Problem details
Can you output the material exactly as written, minus any pictures it holds?

++++ Provided records

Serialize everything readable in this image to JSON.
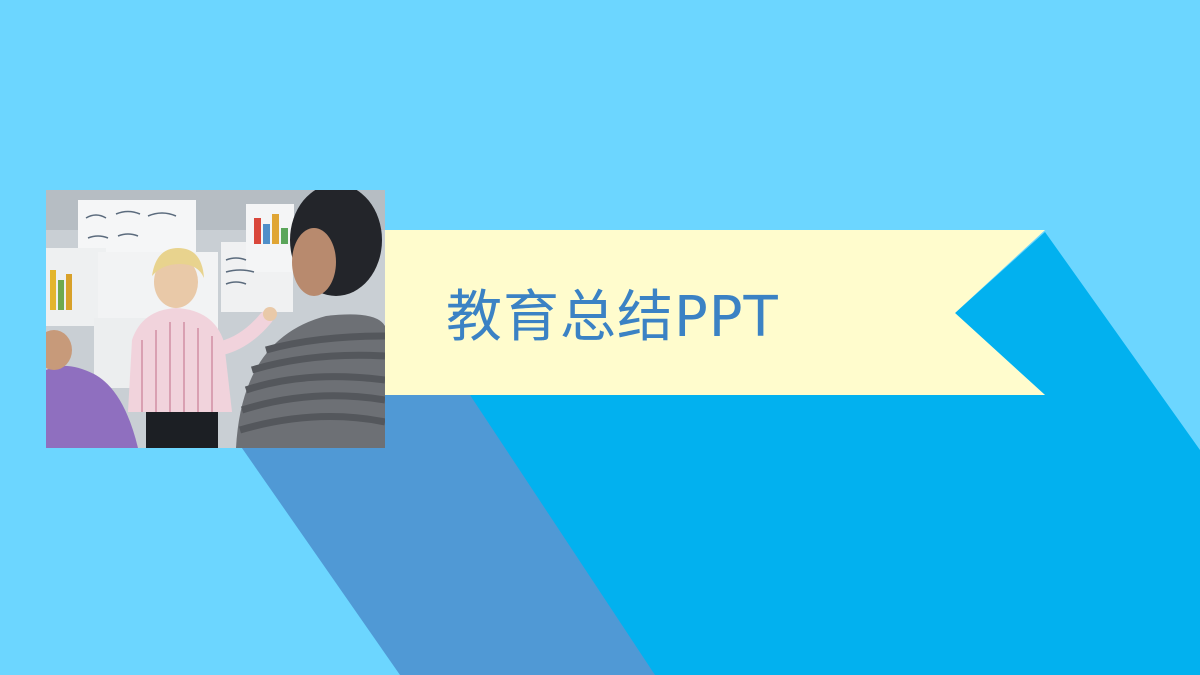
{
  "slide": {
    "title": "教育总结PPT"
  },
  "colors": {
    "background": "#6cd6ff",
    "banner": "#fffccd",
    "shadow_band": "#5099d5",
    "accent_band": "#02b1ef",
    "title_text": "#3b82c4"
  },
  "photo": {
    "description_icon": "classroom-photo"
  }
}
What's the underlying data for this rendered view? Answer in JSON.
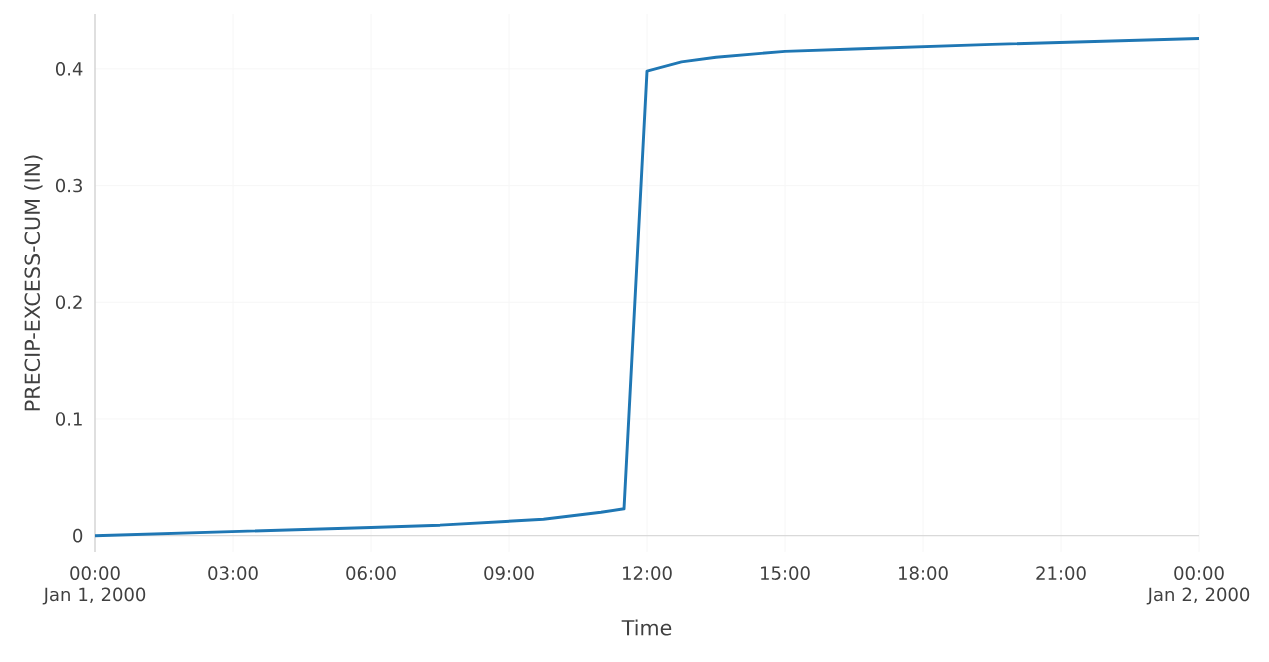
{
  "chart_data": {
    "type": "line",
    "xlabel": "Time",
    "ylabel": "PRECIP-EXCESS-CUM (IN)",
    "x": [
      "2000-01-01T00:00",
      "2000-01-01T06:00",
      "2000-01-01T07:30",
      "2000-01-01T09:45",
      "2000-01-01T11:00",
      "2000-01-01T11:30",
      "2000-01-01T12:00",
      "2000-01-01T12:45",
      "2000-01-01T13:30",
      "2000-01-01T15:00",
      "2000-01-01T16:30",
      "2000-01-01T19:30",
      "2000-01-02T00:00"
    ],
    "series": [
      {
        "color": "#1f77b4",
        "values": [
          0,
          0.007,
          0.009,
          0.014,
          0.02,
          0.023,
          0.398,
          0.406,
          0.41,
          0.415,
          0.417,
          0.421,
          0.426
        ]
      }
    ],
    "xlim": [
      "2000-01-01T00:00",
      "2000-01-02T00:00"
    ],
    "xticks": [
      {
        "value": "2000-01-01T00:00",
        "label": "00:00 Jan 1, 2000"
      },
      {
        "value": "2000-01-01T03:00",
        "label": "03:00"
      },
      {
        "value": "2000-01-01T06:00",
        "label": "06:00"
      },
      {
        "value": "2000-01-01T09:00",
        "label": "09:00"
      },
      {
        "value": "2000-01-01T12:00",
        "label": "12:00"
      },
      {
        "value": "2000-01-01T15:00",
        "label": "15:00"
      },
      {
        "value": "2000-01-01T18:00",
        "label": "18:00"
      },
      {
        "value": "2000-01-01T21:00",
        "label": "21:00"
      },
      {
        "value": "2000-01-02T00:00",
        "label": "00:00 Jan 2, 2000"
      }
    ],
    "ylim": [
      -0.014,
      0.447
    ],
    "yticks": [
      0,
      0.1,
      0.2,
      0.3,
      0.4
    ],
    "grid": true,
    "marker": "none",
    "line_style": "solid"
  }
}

++++++++

Expected answer
Serialize everything readable in this image to JSON.
{
  "slide": {
    "title": "教育总结PPT"
  },
  "colors": {
    "background": "#6cd6ff",
    "banner": "#fffccd",
    "shadow_band": "#5099d5",
    "accent_band": "#02b1ef",
    "title_text": "#3b82c4"
  },
  "photo": {
    "description_icon": "classroom-photo"
  }
}
What's the underlying data for this rendered view? Answer in JSON.
{
  "chart_data": {
    "type": "line",
    "xlabel": "Time",
    "ylabel": "PRECIP-EXCESS-CUM (IN)",
    "x": [
      "2000-01-01T00:00",
      "2000-01-01T06:00",
      "2000-01-01T07:30",
      "2000-01-01T09:45",
      "2000-01-01T11:00",
      "2000-01-01T11:30",
      "2000-01-01T12:00",
      "2000-01-01T12:45",
      "2000-01-01T13:30",
      "2000-01-01T15:00",
      "2000-01-01T16:30",
      "2000-01-01T19:30",
      "2000-01-02T00:00"
    ],
    "series": [
      {
        "color": "#1f77b4",
        "values": [
          0,
          0.007,
          0.009,
          0.014,
          0.02,
          0.023,
          0.398,
          0.406,
          0.41,
          0.415,
          0.417,
          0.421,
          0.426
        ]
      }
    ],
    "xlim": [
      "2000-01-01T00:00",
      "2000-01-02T00:00"
    ],
    "xticks": [
      {
        "value": "2000-01-01T00:00",
        "label": "00:00 Jan 1, 2000"
      },
      {
        "value": "2000-01-01T03:00",
        "label": "03:00"
      },
      {
        "value": "2000-01-01T06:00",
        "label": "06:00"
      },
      {
        "value": "2000-01-01T09:00",
        "label": "09:00"
      },
      {
        "value": "2000-01-01T12:00",
        "label": "12:00"
      },
      {
        "value": "2000-01-01T15:00",
        "label": "15:00"
      },
      {
        "value": "2000-01-01T18:00",
        "label": "18:00"
      },
      {
        "value": "2000-01-01T21:00",
        "label": "21:00"
      },
      {
        "value": "2000-01-02T00:00",
        "label": "00:00 Jan 2, 2000"
      }
    ],
    "ylim": [
      -0.014,
      0.447
    ],
    "yticks": [
      0,
      0.1,
      0.2,
      0.3,
      0.4
    ],
    "grid": true,
    "marker": "none",
    "line_style": "solid"
  }
}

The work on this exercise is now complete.